**What needs to be done:**
Retype the records that come next, word for word.

**Material supplied:**
--- START ---

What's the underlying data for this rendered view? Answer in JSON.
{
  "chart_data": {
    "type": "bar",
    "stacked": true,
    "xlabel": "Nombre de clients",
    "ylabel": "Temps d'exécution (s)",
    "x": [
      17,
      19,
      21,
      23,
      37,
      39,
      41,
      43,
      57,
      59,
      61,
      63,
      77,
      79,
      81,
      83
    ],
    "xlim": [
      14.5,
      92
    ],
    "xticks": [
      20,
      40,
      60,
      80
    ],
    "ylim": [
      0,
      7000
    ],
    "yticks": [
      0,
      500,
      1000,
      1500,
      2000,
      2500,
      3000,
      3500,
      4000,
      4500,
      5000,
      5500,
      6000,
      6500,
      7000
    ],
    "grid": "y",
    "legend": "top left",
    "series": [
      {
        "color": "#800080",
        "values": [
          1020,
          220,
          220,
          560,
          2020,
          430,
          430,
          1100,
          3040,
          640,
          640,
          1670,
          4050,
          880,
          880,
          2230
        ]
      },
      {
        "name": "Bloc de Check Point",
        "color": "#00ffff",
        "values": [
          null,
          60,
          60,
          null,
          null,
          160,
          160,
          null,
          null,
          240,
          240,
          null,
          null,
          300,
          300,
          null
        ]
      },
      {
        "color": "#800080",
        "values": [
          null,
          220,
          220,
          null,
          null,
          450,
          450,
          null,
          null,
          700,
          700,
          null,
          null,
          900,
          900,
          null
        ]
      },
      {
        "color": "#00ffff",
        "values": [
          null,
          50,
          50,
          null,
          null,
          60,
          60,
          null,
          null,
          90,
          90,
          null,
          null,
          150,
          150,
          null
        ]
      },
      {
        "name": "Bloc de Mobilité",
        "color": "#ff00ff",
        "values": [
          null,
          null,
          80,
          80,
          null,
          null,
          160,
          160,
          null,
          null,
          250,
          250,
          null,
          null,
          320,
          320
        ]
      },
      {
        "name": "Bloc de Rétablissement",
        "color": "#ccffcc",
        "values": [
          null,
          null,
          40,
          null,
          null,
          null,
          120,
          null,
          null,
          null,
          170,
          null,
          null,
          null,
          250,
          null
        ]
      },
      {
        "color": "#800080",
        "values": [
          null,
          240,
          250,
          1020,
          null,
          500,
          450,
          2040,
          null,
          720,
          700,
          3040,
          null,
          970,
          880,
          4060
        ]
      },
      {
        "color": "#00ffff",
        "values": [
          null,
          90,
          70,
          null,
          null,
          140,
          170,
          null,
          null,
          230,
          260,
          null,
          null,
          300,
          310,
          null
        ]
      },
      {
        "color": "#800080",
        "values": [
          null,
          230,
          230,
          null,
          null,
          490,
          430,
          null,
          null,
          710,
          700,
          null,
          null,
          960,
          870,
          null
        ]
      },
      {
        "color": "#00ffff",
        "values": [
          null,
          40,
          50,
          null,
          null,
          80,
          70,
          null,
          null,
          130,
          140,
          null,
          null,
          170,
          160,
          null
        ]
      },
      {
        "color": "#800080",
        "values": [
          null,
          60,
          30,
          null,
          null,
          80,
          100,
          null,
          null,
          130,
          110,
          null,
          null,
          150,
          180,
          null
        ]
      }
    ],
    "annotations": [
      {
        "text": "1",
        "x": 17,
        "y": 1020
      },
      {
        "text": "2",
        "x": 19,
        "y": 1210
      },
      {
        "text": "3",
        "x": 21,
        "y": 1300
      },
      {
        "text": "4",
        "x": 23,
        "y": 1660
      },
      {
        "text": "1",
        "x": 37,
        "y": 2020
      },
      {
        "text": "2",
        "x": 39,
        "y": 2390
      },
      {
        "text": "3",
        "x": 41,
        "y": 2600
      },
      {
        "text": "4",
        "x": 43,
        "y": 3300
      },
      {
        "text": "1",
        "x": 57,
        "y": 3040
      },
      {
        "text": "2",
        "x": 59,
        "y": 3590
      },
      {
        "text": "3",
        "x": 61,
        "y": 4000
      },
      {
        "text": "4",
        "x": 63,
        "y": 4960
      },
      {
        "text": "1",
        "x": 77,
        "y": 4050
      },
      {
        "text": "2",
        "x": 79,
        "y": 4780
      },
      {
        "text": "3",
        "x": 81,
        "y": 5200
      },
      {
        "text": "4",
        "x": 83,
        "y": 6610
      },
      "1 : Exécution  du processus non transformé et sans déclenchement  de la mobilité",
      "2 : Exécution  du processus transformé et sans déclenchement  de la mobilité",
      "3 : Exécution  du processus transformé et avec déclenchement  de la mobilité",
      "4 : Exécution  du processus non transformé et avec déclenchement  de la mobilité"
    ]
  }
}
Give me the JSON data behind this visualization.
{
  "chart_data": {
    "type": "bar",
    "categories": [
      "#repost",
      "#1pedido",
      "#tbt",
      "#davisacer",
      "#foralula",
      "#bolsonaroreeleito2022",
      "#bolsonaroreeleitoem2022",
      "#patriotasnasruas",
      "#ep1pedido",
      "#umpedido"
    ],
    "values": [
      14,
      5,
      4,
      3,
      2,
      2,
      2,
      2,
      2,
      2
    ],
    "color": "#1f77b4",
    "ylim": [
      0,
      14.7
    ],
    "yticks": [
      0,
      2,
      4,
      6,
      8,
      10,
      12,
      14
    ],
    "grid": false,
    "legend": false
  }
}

--- END ---

**Output of the task:**
What's the underlying data for this rendered view? Answer in JSON.
{
  "chart_data": {
    "type": "bar",
    "stacked": true,
    "xlabel": "Nombre de clients",
    "ylabel": "Temps d'exécution (s)",
    "x": [
      17,
      19,
      21,
      23,
      37,
      39,
      41,
      43,
      57,
      59,
      61,
      63,
      77,
      79,
      81,
      83
    ],
    "xlim": [
      14.5,
      92
    ],
    "xticks": [
      20,
      40,
      60,
      80
    ],
    "ylim": [
      0,
      7000
    ],
    "yticks": [
      0,
      500,
      1000,
      1500,
      2000,
      2500,
      3000,
      3500,
      4000,
      4500,
      5000,
      5500,
      6000,
      6500,
      7000
    ],
    "grid": "y",
    "legend": "top left",
    "series": [
      {
        "color": "#800080",
        "values": [
          1020,
          220,
          220,
          560,
          2020,
          430,
          430,
          1100,
          3040,
          640,
          640,
          1670,
          4050,
          880,
          880,
          2230
        ]
      },
      {
        "name": "Bloc de Check Point",
        "color": "#00ffff",
        "values": [
          null,
          60,
          60,
          null,
          null,
          160,
          160,
          null,
          null,
          240,
          240,
          null,
          null,
          300,
          300,
          null
        ]
      },
      {
        "color": "#800080",
        "values": [
          null,
          220,
          220,
          null,
          null,
          450,
          450,
          null,
          null,
          700,
          700,
          null,
          null,
          900,
          900,
          null
        ]
      },
      {
        "color": "#00ffff",
        "values": [
          null,
          50,
          50,
          null,
          null,
          60,
          60,
          null,
          null,
          90,
          90,
          null,
          null,
          150,
          150,
          null
        ]
      },
      {
        "name": "Bloc de Mobilité",
        "color": "#ff00ff",
        "values": [
          null,
          null,
          80,
          80,
          null,
          null,
          160,
          160,
          null,
          null,
          250,
          250,
          null,
          null,
          320,
          320
        ]
      },
      {
        "name": "Bloc de Rétablissement",
        "color": "#ccffcc",
        "values": [
          null,
          null,
          40,
          null,
          null,
          null,
          120,
          null,
          null,
          null,
          170,
          null,
          null,
          null,
          250,
          null
        ]
      },
      {
        "color": "#800080",
        "values": [
          null,
          240,
          250,
          1020,
          null,
          500,
          450,
          2040,
          null,
          720,
          700,
          3040,
          null,
          970,
          880,
          4060
        ]
      },
      {
        "color": "#00ffff",
        "values": [
          null,
          90,
          70,
          null,
          null,
          140,
          170,
          null,
          null,
          230,
          260,
          null,
          null,
          300,
          310,
          null
        ]
      },
      {
        "color": "#800080",
        "values": [
          null,
          230,
          230,
          null,
          null,
          490,
          430,
          null,
          null,
          710,
          700,
          null,
          null,
          960,
          870,
          null
        ]
      },
      {
        "color": "#00ffff",
        "values": [
          null,
          40,
          50,
          null,
          null,
          80,
          70,
          null,
          null,
          130,
          140,
          null,
          null,
          170,
          160,
          null
        ]
      },
      {
        "color": "#800080",
        "values": [
          null,
          60,
          30,
          null,
          null,
          80,
          100,
          null,
          null,
          130,
          110,
          null,
          null,
          150,
          180,
          null
        ]
      }
    ],
    "annotations": [
      {
        "text": "1",
        "x": 17,
        "y": 1020
      },
      {
        "text": "2",
        "x": 19,
        "y": 1210
      },
      {
        "text": "3",
        "x": 21,
        "y": 1300
      },
      {
        "text": "4",
        "x": 23,
        "y": 1660
      },
      {
        "text": "1",
        "x": 37,
        "y": 2020
      },
      {
        "text": "2",
        "x": 39,
        "y": 2390
      },
      {
        "text": "3",
        "x": 41,
        "y": 2600
      },
      {
        "text": "4",
        "x": 43,
        "y": 3300
      },
      {
        "text": "1",
        "x": 57,
        "y": 3040
      },
      {
        "text": "2",
        "x": 59,
        "y": 3590
      },
      {
        "text": "3",
        "x": 61,
        "y": 4000
      },
      {
        "text": "4",
        "x": 63,
        "y": 4960
      },
      {
        "text": "1",
        "x": 77,
        "y": 4050
      },
      {
        "text": "2",
        "x": 79,
        "y": 4780
      },
      {
        "text": "3",
        "x": 81,
        "y": 5200
      },
      {
        "text": "4",
        "x": 83,
        "y": 6610
      },
      "1 : Exécution  du processus non transformé et sans déclenchement  de la mobilité",
      "2 : Exécution  du processus transformé et sans déclenchement  de la mobilité",
      "3 : Exécution  du processus transformé et avec déclenchement  de la mobilité",
      "4 : Exécution  du processus non transformé et avec déclenchement  de la mobilité"
    ]
  }
}
Give me the JSON data behind this visualization.
{
  "chart_data": {
    "type": "bar",
    "categories": [
      "#repost",
      "#1pedido",
      "#tbt",
      "#davisacer",
      "#foralula",
      "#bolsonaroreeleito2022",
      "#bolsonaroreeleitoem2022",
      "#patriotasnasruas",
      "#ep1pedido",
      "#umpedido"
    ],
    "values": [
      14,
      5,
      4,
      3,
      2,
      2,
      2,
      2,
      2,
      2
    ],
    "color": "#1f77b4",
    "ylim": [
      0,
      14.7
    ],
    "yticks": [
      0,
      2,
      4,
      6,
      8,
      10,
      12,
      14
    ],
    "grid": false,
    "legend": false
  }
}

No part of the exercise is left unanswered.